Figure record extracts:
start

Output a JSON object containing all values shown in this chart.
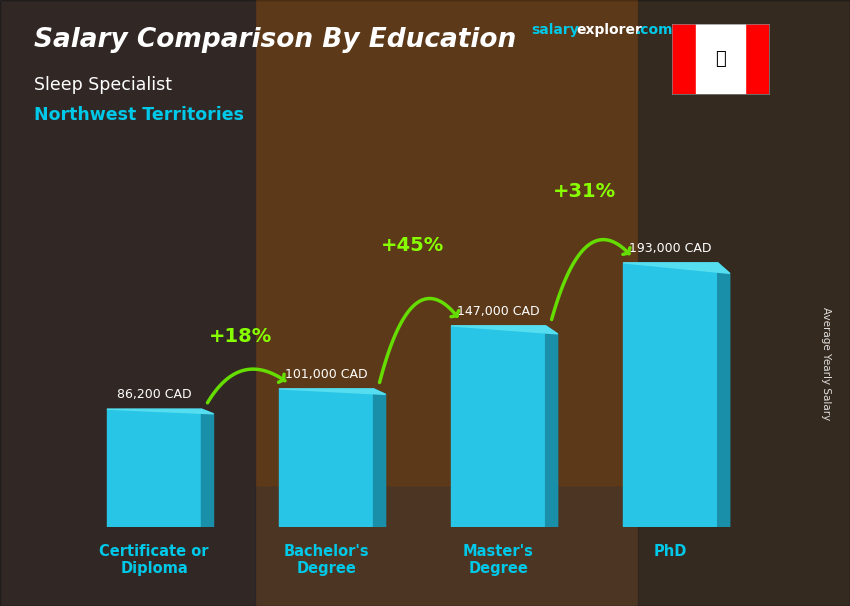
{
  "title_line1": "Salary Comparison By Education",
  "subtitle_line1": "Sleep Specialist",
  "subtitle_line2": "Northwest Territories",
  "categories": [
    "Certificate or\nDiploma",
    "Bachelor's\nDegree",
    "Master's\nDegree",
    "PhD"
  ],
  "values": [
    86200,
    101000,
    147000,
    193000
  ],
  "value_labels": [
    "86,200 CAD",
    "101,000 CAD",
    "147,000 CAD",
    "193,000 CAD"
  ],
  "pct_labels": [
    "+18%",
    "+45%",
    "+31%"
  ],
  "bar_color_front": "#29c5e6",
  "bar_color_side": "#1a8faa",
  "bar_color_top": "#55ddf0",
  "bg_color": "#7a5230",
  "overlay_color": "#000000",
  "overlay_alpha": 0.45,
  "title_color": "#ffffff",
  "subtitle1_color": "#ffffff",
  "subtitle2_color": "#00c8e8",
  "value_label_color": "#ffffff",
  "pct_color": "#88ff00",
  "tick_label_color": "#00c8e8",
  "ylabel_text": "Average Yearly Salary",
  "ylabel_color": "#ffffff",
  "ylim_max": 230000,
  "bar_width": 0.55,
  "arrow_color": "#66dd00",
  "salary_color": "#00c8e8",
  "explorer_color": "#ffffff",
  "com_color": "#00c8e8"
}
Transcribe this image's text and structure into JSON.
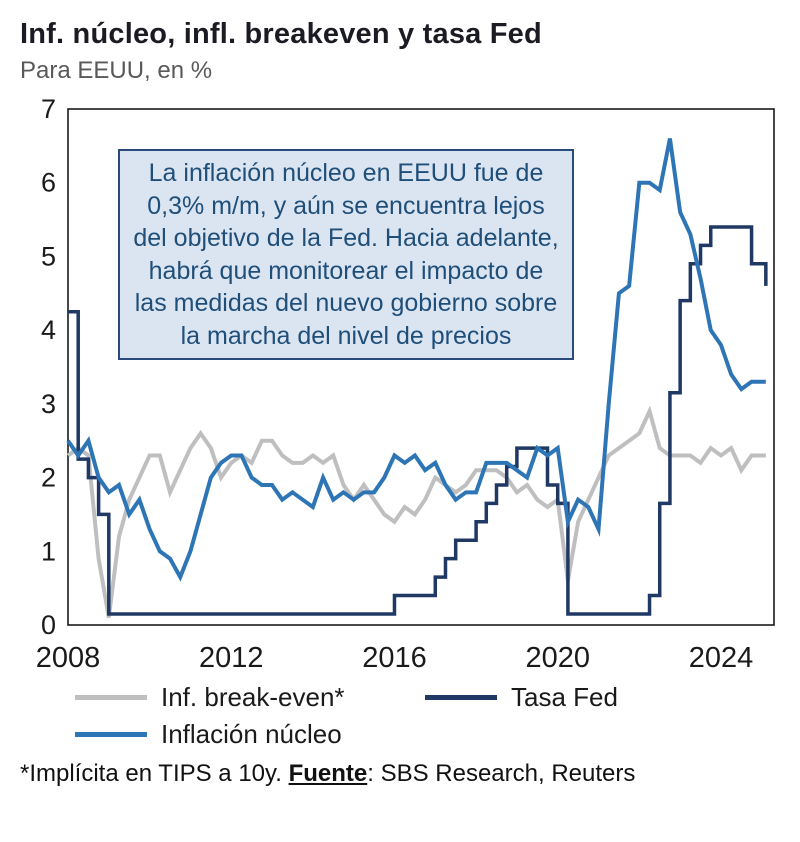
{
  "header": {
    "title": "Inf. núcleo, infl. breakeven y tasa Fed",
    "subtitle": "Para EEUU, en %"
  },
  "annotation": {
    "text": "La inflación núcleo en EEUU fue de 0,3% m/m, y aún se encuentra lejos del objetivo de la Fed. Hacia adelante, habrá que monitorear el impacto de las medidas del nuevo gobierno sobre la marcha del nivel de precios"
  },
  "legend": [
    {
      "label": "Inf. break-even*",
      "color": "#bfbfbf"
    },
    {
      "label": "Tasa Fed",
      "color": "#1f3864"
    },
    {
      "label": "Inflación núcleo",
      "color": "#2e75b6"
    }
  ],
  "footnote": {
    "pre": "*Implícita en TIPS a 10y. ",
    "source_label": "Fuente",
    "post": ": SBS Research, Reuters"
  },
  "chart_data": {
    "type": "line",
    "title": "Inf. núcleo, infl. breakeven y tasa Fed",
    "subtitle": "Para EEUU, en %",
    "xlabel": "",
    "ylabel": "",
    "xlim": [
      2008,
      2025.3
    ],
    "ylim": [
      0,
      7
    ],
    "x_ticks": [
      2008,
      2012,
      2016,
      2020,
      2024
    ],
    "y_ticks": [
      0,
      1,
      2,
      3,
      4,
      5,
      6,
      7
    ],
    "grid": false,
    "legend_position": "bottom",
    "x": [
      2008,
      2008.25,
      2008.5,
      2008.75,
      2009,
      2009.25,
      2009.5,
      2009.75,
      2010,
      2010.25,
      2010.5,
      2010.75,
      2011,
      2011.25,
      2011.5,
      2011.75,
      2012,
      2012.25,
      2012.5,
      2012.75,
      2013,
      2013.25,
      2013.5,
      2013.75,
      2014,
      2014.25,
      2014.5,
      2014.75,
      2015,
      2015.25,
      2015.5,
      2015.75,
      2016,
      2016.25,
      2016.5,
      2016.75,
      2017,
      2017.25,
      2017.5,
      2017.75,
      2018,
      2018.25,
      2018.5,
      2018.75,
      2019,
      2019.25,
      2019.5,
      2019.75,
      2020,
      2020.25,
      2020.5,
      2020.75,
      2021,
      2021.25,
      2021.5,
      2021.75,
      2022,
      2022.25,
      2022.5,
      2022.75,
      2023,
      2023.25,
      2023.5,
      2023.75,
      2024,
      2024.25,
      2024.5,
      2024.75,
      2025.1
    ],
    "series": [
      {
        "name": "Inf. break-even*",
        "color": "#bfbfbf",
        "stroke_width": 4,
        "step": false,
        "values": [
          2.3,
          2.4,
          2.3,
          0.9,
          0.1,
          1.2,
          1.7,
          2.0,
          2.3,
          2.3,
          1.8,
          2.1,
          2.4,
          2.6,
          2.4,
          2.0,
          2.2,
          2.3,
          2.2,
          2.5,
          2.5,
          2.3,
          2.2,
          2.2,
          2.3,
          2.2,
          2.3,
          1.9,
          1.7,
          1.9,
          1.7,
          1.5,
          1.4,
          1.6,
          1.5,
          1.7,
          2.0,
          1.9,
          1.8,
          1.9,
          2.1,
          2.1,
          2.1,
          2.0,
          1.8,
          1.9,
          1.7,
          1.6,
          1.7,
          0.6,
          1.4,
          1.7,
          2.0,
          2.3,
          2.4,
          2.5,
          2.6,
          2.9,
          2.4,
          2.3,
          2.3,
          2.3,
          2.2,
          2.4,
          2.3,
          2.4,
          2.1,
          2.3,
          2.3
        ]
      },
      {
        "name": "Tasa Fed",
        "color": "#1f3864",
        "stroke_width": 3.5,
        "step": true,
        "values": [
          4.25,
          2.25,
          2.0,
          1.5,
          0.15,
          0.15,
          0.15,
          0.15,
          0.15,
          0.15,
          0.15,
          0.15,
          0.15,
          0.15,
          0.15,
          0.15,
          0.15,
          0.15,
          0.15,
          0.15,
          0.15,
          0.15,
          0.15,
          0.15,
          0.15,
          0.15,
          0.15,
          0.15,
          0.15,
          0.15,
          0.15,
          0.15,
          0.4,
          0.4,
          0.4,
          0.4,
          0.65,
          0.9,
          1.15,
          1.15,
          1.4,
          1.65,
          1.9,
          2.15,
          2.4,
          2.4,
          2.4,
          1.9,
          1.65,
          0.15,
          0.15,
          0.15,
          0.15,
          0.15,
          0.15,
          0.15,
          0.15,
          0.4,
          1.65,
          3.15,
          4.4,
          4.9,
          5.15,
          5.4,
          5.4,
          5.4,
          5.4,
          4.9,
          4.6
        ]
      },
      {
        "name": "Inflación núcleo",
        "color": "#2e75b6",
        "stroke_width": 4,
        "step": false,
        "values": [
          2.5,
          2.3,
          2.5,
          2.0,
          1.8,
          1.9,
          1.5,
          1.7,
          1.3,
          1.0,
          0.9,
          0.65,
          1.0,
          1.5,
          2.0,
          2.2,
          2.3,
          2.3,
          2.0,
          1.9,
          1.9,
          1.7,
          1.8,
          1.7,
          1.6,
          2.0,
          1.7,
          1.8,
          1.7,
          1.8,
          1.8,
          2.0,
          2.3,
          2.2,
          2.3,
          2.1,
          2.2,
          1.9,
          1.7,
          1.8,
          1.8,
          2.2,
          2.2,
          2.2,
          2.1,
          2.0,
          2.4,
          2.3,
          2.4,
          1.4,
          1.7,
          1.6,
          1.3,
          3.0,
          4.5,
          4.6,
          6.0,
          6.0,
          5.9,
          6.6,
          5.6,
          5.3,
          4.7,
          4.0,
          3.8,
          3.4,
          3.2,
          3.3,
          3.3
        ]
      }
    ]
  }
}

end

**Exercise goal**
Copy all the records above exactly, but leave out the pictures.

**Solution to the exercise**
Output a JSON object containing all values shown in this chart.
{
  "title_line1": "Salary Comparison By Education",
  "subtitle_line1": "Sleep Specialist",
  "subtitle_line2": "Northwest Territories",
  "categories": [
    "Certificate or\nDiploma",
    "Bachelor's\nDegree",
    "Master's\nDegree",
    "PhD"
  ],
  "values": [
    86200,
    101000,
    147000,
    193000
  ],
  "value_labels": [
    "86,200 CAD",
    "101,000 CAD",
    "147,000 CAD",
    "193,000 CAD"
  ],
  "pct_labels": [
    "+18%",
    "+45%",
    "+31%"
  ],
  "bar_color_front": "#29c5e6",
  "bar_color_side": "#1a8faa",
  "bar_color_top": "#55ddf0",
  "bg_color": "#7a5230",
  "overlay_color": "#000000",
  "overlay_alpha": 0.45,
  "title_color": "#ffffff",
  "subtitle1_color": "#ffffff",
  "subtitle2_color": "#00c8e8",
  "value_label_color": "#ffffff",
  "pct_color": "#88ff00",
  "tick_label_color": "#00c8e8",
  "ylabel_text": "Average Yearly Salary",
  "ylabel_color": "#ffffff",
  "ylim_max": 230000,
  "bar_width": 0.55,
  "arrow_color": "#66dd00",
  "salary_color": "#00c8e8",
  "explorer_color": "#ffffff",
  "com_color": "#00c8e8"
}
Transcribe this image's text and structure into JSON.
{
  "header": {
    "title": "Inf. núcleo, infl. breakeven y tasa Fed",
    "subtitle": "Para EEUU, en %"
  },
  "annotation": {
    "text": "La inflación núcleo en EEUU fue de 0,3% m/m, y aún se encuentra lejos del objetivo de la Fed. Hacia adelante, habrá que monitorear el impacto de las medidas del nuevo gobierno sobre la marcha del nivel de precios"
  },
  "legend": [
    {
      "label": "Inf. break-even*",
      "color": "#bfbfbf"
    },
    {
      "label": "Tasa Fed",
      "color": "#1f3864"
    },
    {
      "label": "Inflación núcleo",
      "color": "#2e75b6"
    }
  ],
  "footnote": {
    "pre": "*Implícita en TIPS a 10y. ",
    "source_label": "Fuente",
    "post": ": SBS Research, Reuters"
  },
  "chart_data": {
    "type": "line",
    "title": "Inf. núcleo, infl. breakeven y tasa Fed",
    "subtitle": "Para EEUU, en %",
    "xlabel": "",
    "ylabel": "",
    "xlim": [
      2008,
      2025.3
    ],
    "ylim": [
      0,
      7
    ],
    "x_ticks": [
      2008,
      2012,
      2016,
      2020,
      2024
    ],
    "y_ticks": [
      0,
      1,
      2,
      3,
      4,
      5,
      6,
      7
    ],
    "grid": false,
    "legend_position": "bottom",
    "x": [
      2008,
      2008.25,
      2008.5,
      2008.75,
      2009,
      2009.25,
      2009.5,
      2009.75,
      2010,
      2010.25,
      2010.5,
      2010.75,
      2011,
      2011.25,
      2011.5,
      2011.75,
      2012,
      2012.25,
      2012.5,
      2012.75,
      2013,
      2013.25,
      2013.5,
      2013.75,
      2014,
      2014.25,
      2014.5,
      2014.75,
      2015,
      2015.25,
      2015.5,
      2015.75,
      2016,
      2016.25,
      2016.5,
      2016.75,
      2017,
      2017.25,
      2017.5,
      2017.75,
      2018,
      2018.25,
      2018.5,
      2018.75,
      2019,
      2019.25,
      2019.5,
      2019.75,
      2020,
      2020.25,
      2020.5,
      2020.75,
      2021,
      2021.25,
      2021.5,
      2021.75,
      2022,
      2022.25,
      2022.5,
      2022.75,
      2023,
      2023.25,
      2023.5,
      2023.75,
      2024,
      2024.25,
      2024.5,
      2024.75,
      2025.1
    ],
    "series": [
      {
        "name": "Inf. break-even*",
        "color": "#bfbfbf",
        "stroke_width": 4,
        "step": false,
        "values": [
          2.3,
          2.4,
          2.3,
          0.9,
          0.1,
          1.2,
          1.7,
          2.0,
          2.3,
          2.3,
          1.8,
          2.1,
          2.4,
          2.6,
          2.4,
          2.0,
          2.2,
          2.3,
          2.2,
          2.5,
          2.5,
          2.3,
          2.2,
          2.2,
          2.3,
          2.2,
          2.3,
          1.9,
          1.7,
          1.9,
          1.7,
          1.5,
          1.4,
          1.6,
          1.5,
          1.7,
          2.0,
          1.9,
          1.8,
          1.9,
          2.1,
          2.1,
          2.1,
          2.0,
          1.8,
          1.9,
          1.7,
          1.6,
          1.7,
          0.6,
          1.4,
          1.7,
          2.0,
          2.3,
          2.4,
          2.5,
          2.6,
          2.9,
          2.4,
          2.3,
          2.3,
          2.3,
          2.2,
          2.4,
          2.3,
          2.4,
          2.1,
          2.3,
          2.3
        ]
      },
      {
        "name": "Tasa Fed",
        "color": "#1f3864",
        "stroke_width": 3.5,
        "step": true,
        "values": [
          4.25,
          2.25,
          2.0,
          1.5,
          0.15,
          0.15,
          0.15,
          0.15,
          0.15,
          0.15,
          0.15,
          0.15,
          0.15,
          0.15,
          0.15,
          0.15,
          0.15,
          0.15,
          0.15,
          0.15,
          0.15,
          0.15,
          0.15,
          0.15,
          0.15,
          0.15,
          0.15,
          0.15,
          0.15,
          0.15,
          0.15,
          0.15,
          0.4,
          0.4,
          0.4,
          0.4,
          0.65,
          0.9,
          1.15,
          1.15,
          1.4,
          1.65,
          1.9,
          2.15,
          2.4,
          2.4,
          2.4,
          1.9,
          1.65,
          0.15,
          0.15,
          0.15,
          0.15,
          0.15,
          0.15,
          0.15,
          0.15,
          0.4,
          1.65,
          3.15,
          4.4,
          4.9,
          5.15,
          5.4,
          5.4,
          5.4,
          5.4,
          4.9,
          4.6
        ]
      },
      {
        "name": "Inflación núcleo",
        "color": "#2e75b6",
        "stroke_width": 4,
        "step": false,
        "values": [
          2.5,
          2.3,
          2.5,
          2.0,
          1.8,
          1.9,
          1.5,
          1.7,
          1.3,
          1.0,
          0.9,
          0.65,
          1.0,
          1.5,
          2.0,
          2.2,
          2.3,
          2.3,
          2.0,
          1.9,
          1.9,
          1.7,
          1.8,
          1.7,
          1.6,
          2.0,
          1.7,
          1.8,
          1.7,
          1.8,
          1.8,
          2.0,
          2.3,
          2.2,
          2.3,
          2.1,
          2.2,
          1.9,
          1.7,
          1.8,
          1.8,
          2.2,
          2.2,
          2.2,
          2.1,
          2.0,
          2.4,
          2.3,
          2.4,
          1.4,
          1.7,
          1.6,
          1.3,
          3.0,
          4.5,
          4.6,
          6.0,
          6.0,
          5.9,
          6.6,
          5.6,
          5.3,
          4.7,
          4.0,
          3.8,
          3.4,
          3.2,
          3.3,
          3.3
        ]
      }
    ]
  }
}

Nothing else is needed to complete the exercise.